## Data supplied:

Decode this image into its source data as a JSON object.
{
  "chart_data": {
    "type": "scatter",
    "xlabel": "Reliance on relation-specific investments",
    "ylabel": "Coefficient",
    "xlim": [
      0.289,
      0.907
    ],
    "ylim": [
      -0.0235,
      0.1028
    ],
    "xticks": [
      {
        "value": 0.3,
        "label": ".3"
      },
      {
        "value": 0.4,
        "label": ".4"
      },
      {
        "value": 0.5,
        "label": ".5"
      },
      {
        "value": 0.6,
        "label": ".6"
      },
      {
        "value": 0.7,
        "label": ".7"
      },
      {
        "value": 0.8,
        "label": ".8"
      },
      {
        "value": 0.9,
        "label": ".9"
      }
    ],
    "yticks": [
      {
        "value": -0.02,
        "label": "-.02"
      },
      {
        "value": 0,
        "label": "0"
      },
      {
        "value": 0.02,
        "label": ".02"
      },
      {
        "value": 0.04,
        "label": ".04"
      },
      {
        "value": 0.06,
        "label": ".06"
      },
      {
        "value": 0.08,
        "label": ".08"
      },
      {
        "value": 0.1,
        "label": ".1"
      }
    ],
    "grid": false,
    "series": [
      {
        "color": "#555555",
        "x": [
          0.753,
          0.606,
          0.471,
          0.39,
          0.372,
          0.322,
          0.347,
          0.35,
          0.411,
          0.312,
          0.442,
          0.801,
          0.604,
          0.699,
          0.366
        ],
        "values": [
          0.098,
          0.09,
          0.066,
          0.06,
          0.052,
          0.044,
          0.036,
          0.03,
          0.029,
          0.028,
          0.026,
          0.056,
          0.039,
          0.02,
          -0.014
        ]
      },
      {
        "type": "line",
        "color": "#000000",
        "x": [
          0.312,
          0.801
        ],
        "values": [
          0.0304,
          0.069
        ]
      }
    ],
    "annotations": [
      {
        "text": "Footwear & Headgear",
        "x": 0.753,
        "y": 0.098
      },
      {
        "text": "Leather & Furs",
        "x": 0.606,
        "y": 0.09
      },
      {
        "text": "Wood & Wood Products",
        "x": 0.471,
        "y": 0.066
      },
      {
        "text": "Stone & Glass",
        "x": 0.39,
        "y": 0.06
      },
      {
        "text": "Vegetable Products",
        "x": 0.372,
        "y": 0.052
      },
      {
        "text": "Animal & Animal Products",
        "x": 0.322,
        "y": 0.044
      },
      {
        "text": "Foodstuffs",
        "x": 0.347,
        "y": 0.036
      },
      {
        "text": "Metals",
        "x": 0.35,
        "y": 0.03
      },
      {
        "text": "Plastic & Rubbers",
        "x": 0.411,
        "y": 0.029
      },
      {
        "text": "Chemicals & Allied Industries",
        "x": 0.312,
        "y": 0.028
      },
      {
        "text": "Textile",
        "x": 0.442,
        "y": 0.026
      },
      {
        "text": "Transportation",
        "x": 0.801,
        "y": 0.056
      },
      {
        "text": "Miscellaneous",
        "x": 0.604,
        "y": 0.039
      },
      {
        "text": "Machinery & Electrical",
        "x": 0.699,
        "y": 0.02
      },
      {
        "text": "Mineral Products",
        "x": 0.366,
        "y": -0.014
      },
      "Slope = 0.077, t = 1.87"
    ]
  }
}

## What needs to be done:
List all lines from the entries that include the word "Products".

## Correct response:
        "text": "Wood & Wood Products",
        "text": "Vegetable Products",
        "text": "Animal & Animal Products",
        "text": "Mineral Products",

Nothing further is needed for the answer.